What you have to do
Copy all the entries below exactly, but not the pictures.

Data items
··········

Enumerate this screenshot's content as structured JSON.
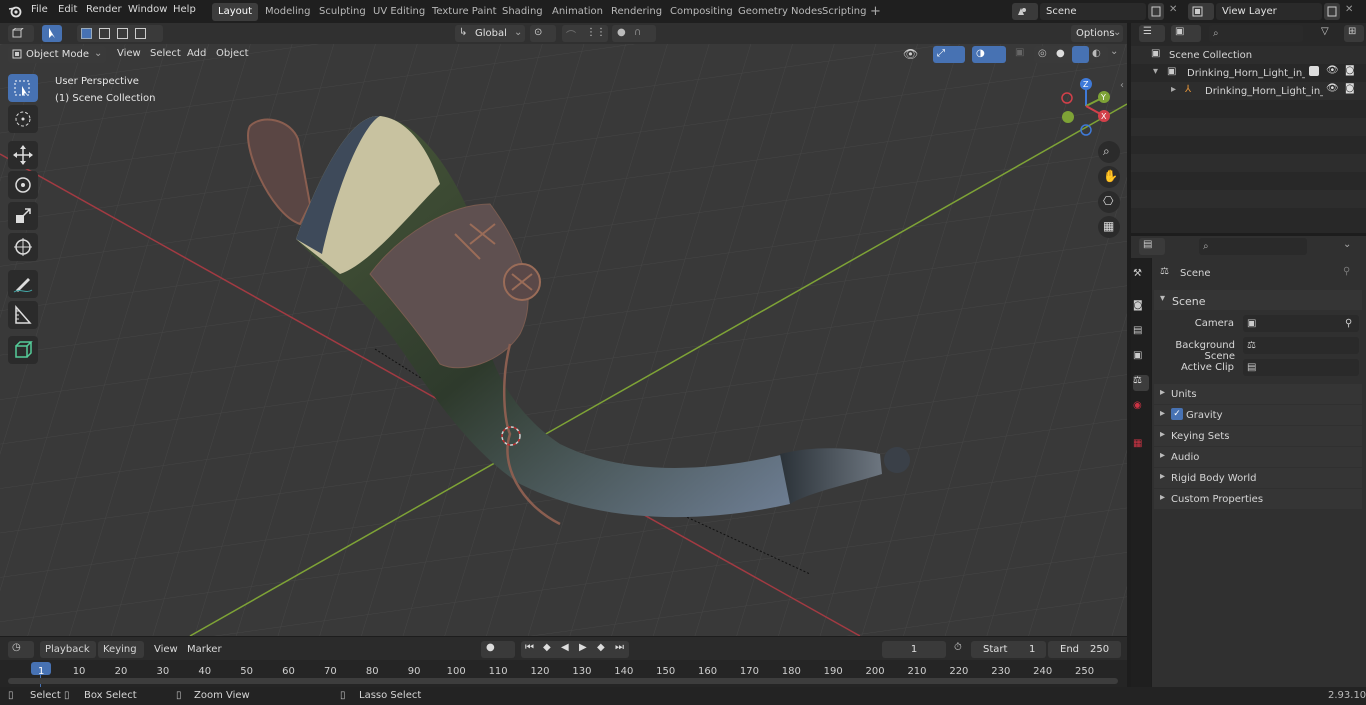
{
  "topbar": {
    "menus": [
      "File",
      "Edit",
      "Render",
      "Window",
      "Help"
    ],
    "workspaces": [
      "Layout",
      "Modeling",
      "Sculpting",
      "UV Editing",
      "Texture Paint",
      "Shading",
      "Animation",
      "Rendering",
      "Compositing",
      "Geometry Nodes",
      "Scripting"
    ],
    "active_workspace": "Layout",
    "scene_name": "Scene",
    "view_layer": "View Layer"
  },
  "viewport": {
    "mode": "Object Mode",
    "menus": [
      "View",
      "Select",
      "Add",
      "Object"
    ],
    "orientation": "Global",
    "options_label": "Options",
    "overlay_line1": "User Perspective",
    "overlay_line2": "(1) Scene Collection",
    "gizmo": {
      "z": "Z",
      "y": "Y",
      "x": "X"
    }
  },
  "outliner": {
    "root": "Scene Collection",
    "items": [
      {
        "label": "Drinking_Horn_Light_in_Leath"
      },
      {
        "label": "Drinking_Horn_Light_in_L"
      }
    ]
  },
  "properties": {
    "header": "Scene",
    "panel_title": "Scene",
    "camera_label": "Camera",
    "background_label": "Background Scene",
    "clip_label": "Active Clip",
    "sections": [
      "Units",
      "Gravity",
      "Keying Sets",
      "Audio",
      "Rigid Body World",
      "Custom Properties"
    ],
    "gravity_checked": true
  },
  "timeline": {
    "menus": [
      "Playback",
      "Keying",
      "View",
      "Marker"
    ],
    "current_frame": "1",
    "start_label": "Start",
    "start_value": "1",
    "end_label": "End",
    "end_value": "250",
    "ruler": [
      "1",
      "10",
      "20",
      "30",
      "40",
      "50",
      "60",
      "70",
      "80",
      "90",
      "100",
      "110",
      "120",
      "130",
      "140",
      "150",
      "160",
      "170",
      "180",
      "190",
      "200",
      "210",
      "220",
      "230",
      "240",
      "250"
    ]
  },
  "statusbar": {
    "select": "Select",
    "box_select": "Box Select",
    "zoom_view": "Zoom View",
    "lasso_select": "Lasso Select",
    "version": "2.93.10"
  },
  "colors": {
    "accent": "#4772b3",
    "x_axis": "#a23a42",
    "y_axis": "#7ea336",
    "viewport_bg": "#393939"
  }
}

··········

Written answer
Enumerate this screenshot's content as structured JSON.
{
  "topbar": {
    "menus": [
      "File",
      "Edit",
      "Render",
      "Window",
      "Help"
    ],
    "workspaces": [
      "Layout",
      "Modeling",
      "Sculpting",
      "UV Editing",
      "Texture Paint",
      "Shading",
      "Animation",
      "Rendering",
      "Compositing",
      "Geometry Nodes",
      "Scripting"
    ],
    "active_workspace": "Layout",
    "scene_name": "Scene",
    "view_layer": "View Layer"
  },
  "viewport": {
    "mode": "Object Mode",
    "menus": [
      "View",
      "Select",
      "Add",
      "Object"
    ],
    "orientation": "Global",
    "options_label": "Options",
    "overlay_line1": "User Perspective",
    "overlay_line2": "(1) Scene Collection",
    "gizmo": {
      "z": "Z",
      "y": "Y",
      "x": "X"
    }
  },
  "outliner": {
    "root": "Scene Collection",
    "items": [
      {
        "label": "Drinking_Horn_Light_in_Leath"
      },
      {
        "label": "Drinking_Horn_Light_in_L"
      }
    ]
  },
  "properties": {
    "header": "Scene",
    "panel_title": "Scene",
    "camera_label": "Camera",
    "background_label": "Background Scene",
    "clip_label": "Active Clip",
    "sections": [
      "Units",
      "Gravity",
      "Keying Sets",
      "Audio",
      "Rigid Body World",
      "Custom Properties"
    ],
    "gravity_checked": true
  },
  "timeline": {
    "menus": [
      "Playback",
      "Keying",
      "View",
      "Marker"
    ],
    "current_frame": "1",
    "start_label": "Start",
    "start_value": "1",
    "end_label": "End",
    "end_value": "250",
    "ruler": [
      "1",
      "10",
      "20",
      "30",
      "40",
      "50",
      "60",
      "70",
      "80",
      "90",
      "100",
      "110",
      "120",
      "130",
      "140",
      "150",
      "160",
      "170",
      "180",
      "190",
      "200",
      "210",
      "220",
      "230",
      "240",
      "250"
    ]
  },
  "statusbar": {
    "select": "Select",
    "box_select": "Box Select",
    "zoom_view": "Zoom View",
    "lasso_select": "Lasso Select",
    "version": "2.93.10"
  },
  "colors": {
    "accent": "#4772b3",
    "x_axis": "#a23a42",
    "y_axis": "#7ea336",
    "viewport_bg": "#393939"
  }
}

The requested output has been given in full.